━━━━━ DATA TO PROCESS

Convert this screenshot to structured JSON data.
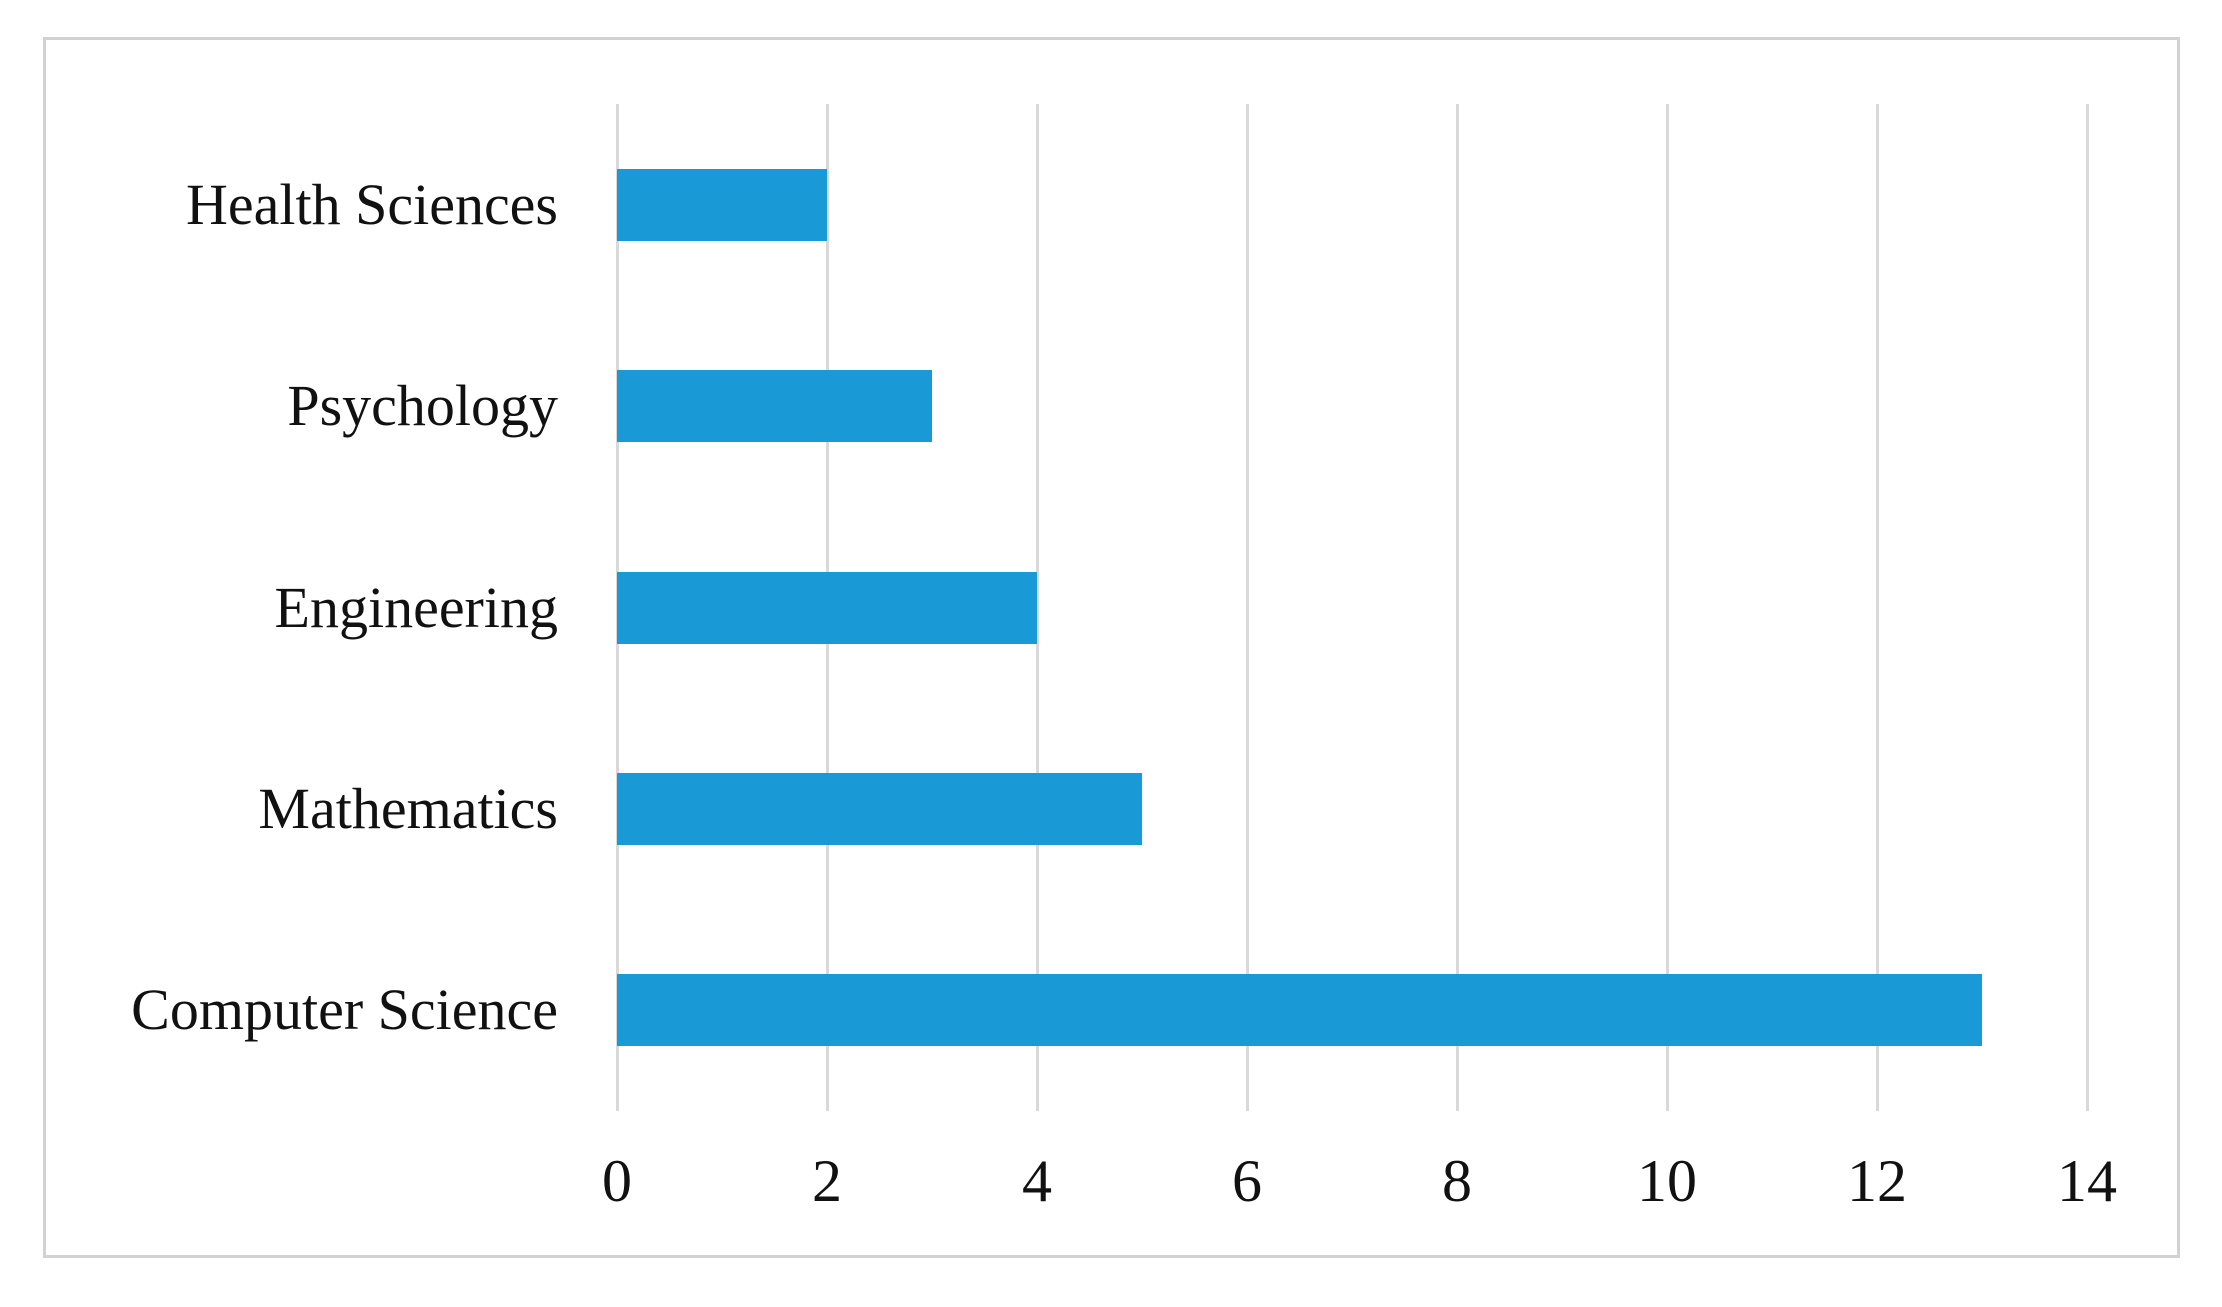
{
  "figure": {
    "background": "#ffffff",
    "border_color": "#d2d2d2"
  },
  "chart_data": {
    "type": "bar",
    "orientation": "horizontal",
    "title": "",
    "xlabel": "",
    "ylabel": "",
    "categories": [
      "Health Sciences",
      "Psychology",
      "Engineering",
      "Mathematics",
      "Computer Science"
    ],
    "values": [
      2,
      3,
      4,
      5,
      13
    ],
    "xlim": [
      0,
      14
    ],
    "xticks": [
      0,
      2,
      4,
      6,
      8,
      10,
      12,
      14
    ],
    "xtick_labels": [
      "0",
      "2",
      "4",
      "6",
      "8",
      "10",
      "12",
      "14"
    ],
    "grid": "vertical-only",
    "legend": "none",
    "bar_color": "#199ad6",
    "gridline_color": "#d9d9d9",
    "text_color": "#111111"
  }
}
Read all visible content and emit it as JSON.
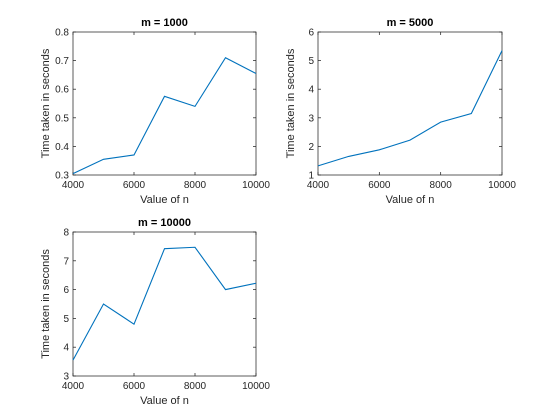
{
  "chart_data": [
    {
      "type": "line",
      "title": "m = 1000",
      "xlabel": "Value of n",
      "ylabel": "Time taken in seconds",
      "xlim": [
        4000,
        10000
      ],
      "ylim": [
        0.3,
        0.8
      ],
      "xticks": [
        "4000",
        "6000",
        "8000",
        "10000"
      ],
      "yticks": [
        "0.3",
        "0.4",
        "0.5",
        "0.6",
        "0.7",
        "0.8"
      ],
      "grid": false,
      "x": [
        4000,
        5000,
        6000,
        7000,
        8000,
        9000,
        10000
      ],
      "series": [
        {
          "values": [
            0.305,
            0.355,
            0.37,
            0.575,
            0.54,
            0.71,
            0.655
          ],
          "color": "#0072bd"
        }
      ]
    },
    {
      "type": "line",
      "title": "m = 5000",
      "xlabel": "Value of n",
      "ylabel": "Time taken in seconds",
      "xlim": [
        4000,
        10000
      ],
      "ylim": [
        1,
        6
      ],
      "xticks": [
        "4000",
        "6000",
        "8000",
        "10000"
      ],
      "yticks": [
        "1",
        "2",
        "3",
        "4",
        "5",
        "6"
      ],
      "grid": false,
      "x": [
        4000,
        5000,
        6000,
        7000,
        8000,
        9000,
        10000
      ],
      "series": [
        {
          "values": [
            1.32,
            1.65,
            1.88,
            2.22,
            2.85,
            3.15,
            5.35
          ],
          "color": "#0072bd"
        }
      ]
    },
    {
      "type": "line",
      "title": "m = 10000",
      "xlabel": "Value of n",
      "ylabel": "Time taken in seconds",
      "xlim": [
        4000,
        10000
      ],
      "ylim": [
        3,
        8
      ],
      "xticks": [
        "4000",
        "6000",
        "8000",
        "10000"
      ],
      "yticks": [
        "3",
        "4",
        "5",
        "6",
        "7",
        "8"
      ],
      "grid": false,
      "x": [
        4000,
        5000,
        6000,
        7000,
        8000,
        9000,
        10000
      ],
      "series": [
        {
          "values": [
            3.55,
            5.5,
            4.8,
            7.42,
            7.47,
            6.0,
            6.22
          ],
          "color": "#0072bd"
        }
      ]
    }
  ]
}
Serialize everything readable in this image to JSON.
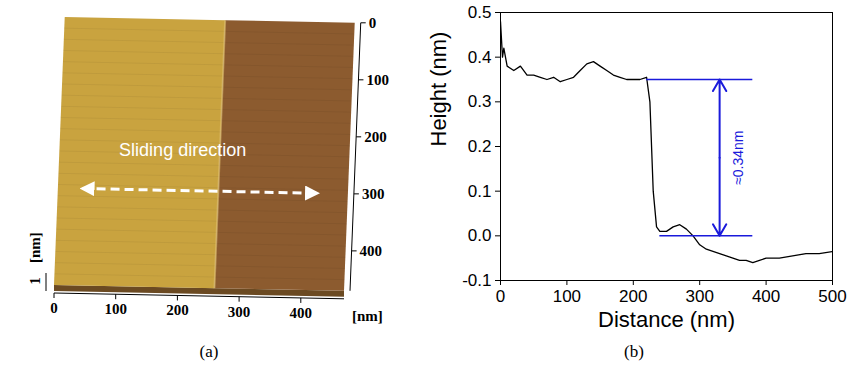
{
  "chart_data": [
    {
      "type": "surface",
      "caption": "(a)",
      "annotation": "Sliding direction",
      "xlabel": "[nm]",
      "xlim": [
        0,
        470
      ],
      "xticks": [
        0,
        100,
        200,
        300,
        400
      ],
      "ylim": [
        0,
        470
      ],
      "yticks": [
        0,
        100,
        200,
        300,
        400
      ],
      "zlabel": "[nm]",
      "zticks": [
        1
      ],
      "boundaries": [
        0,
        260,
        470
      ],
      "colors": [
        "#c9a33f",
        "#8c5b2f"
      ]
    },
    {
      "type": "line",
      "caption": "(b)",
      "xlabel": "Distance (nm)",
      "ylabel": "Height (nm)",
      "xlim": [
        0,
        500
      ],
      "xticks": [
        0,
        100,
        200,
        300,
        400,
        500
      ],
      "ylim": [
        -0.1,
        0.5
      ],
      "yticks": [
        -0.1,
        {
          "value": 0,
          "label": "0.0"
        },
        0.1,
        0.2,
        0.3,
        0.4,
        0.5
      ],
      "color": "#000000",
      "x": [
        0,
        3,
        5,
        10,
        20,
        30,
        40,
        50,
        60,
        70,
        80,
        90,
        100,
        110,
        120,
        130,
        140,
        150,
        160,
        170,
        180,
        190,
        200,
        210,
        220,
        225,
        230,
        235,
        240,
        250,
        260,
        270,
        280,
        290,
        300,
        310,
        320,
        330,
        340,
        350,
        360,
        370,
        380,
        390,
        400,
        420,
        440,
        460,
        480,
        500
      ],
      "values": [
        0.48,
        0.4,
        0.42,
        0.38,
        0.37,
        0.38,
        0.36,
        0.36,
        0.355,
        0.35,
        0.355,
        0.345,
        0.35,
        0.355,
        0.37,
        0.385,
        0.39,
        0.38,
        0.37,
        0.36,
        0.355,
        0.35,
        0.35,
        0.35,
        0.355,
        0.3,
        0.1,
        0.02,
        0.01,
        0.01,
        0.02,
        0.025,
        0.015,
        0.0,
        -0.02,
        -0.03,
        -0.035,
        -0.04,
        -0.045,
        -0.05,
        -0.055,
        -0.055,
        -0.06,
        -0.055,
        -0.05,
        -0.05,
        -0.045,
        -0.04,
        -0.04,
        -0.035
      ],
      "reference_lines": [
        {
          "y": 0.35,
          "x": [
            220,
            380
          ]
        },
        {
          "y": 0,
          "x": [
            240,
            380
          ]
        }
      ],
      "annotations": [
        {
          "text": "≈0.34nm",
          "x": 330,
          "y": [
            0,
            0.35
          ],
          "color": "#1a1adb"
        }
      ]
    }
  ]
}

━━━━━━━━━━

#### [EXERCISE GOAL]
Tally how many lines of the material contain the word "this". The answer must be the number and nothing else.

#### [ANSWER BELOW]
2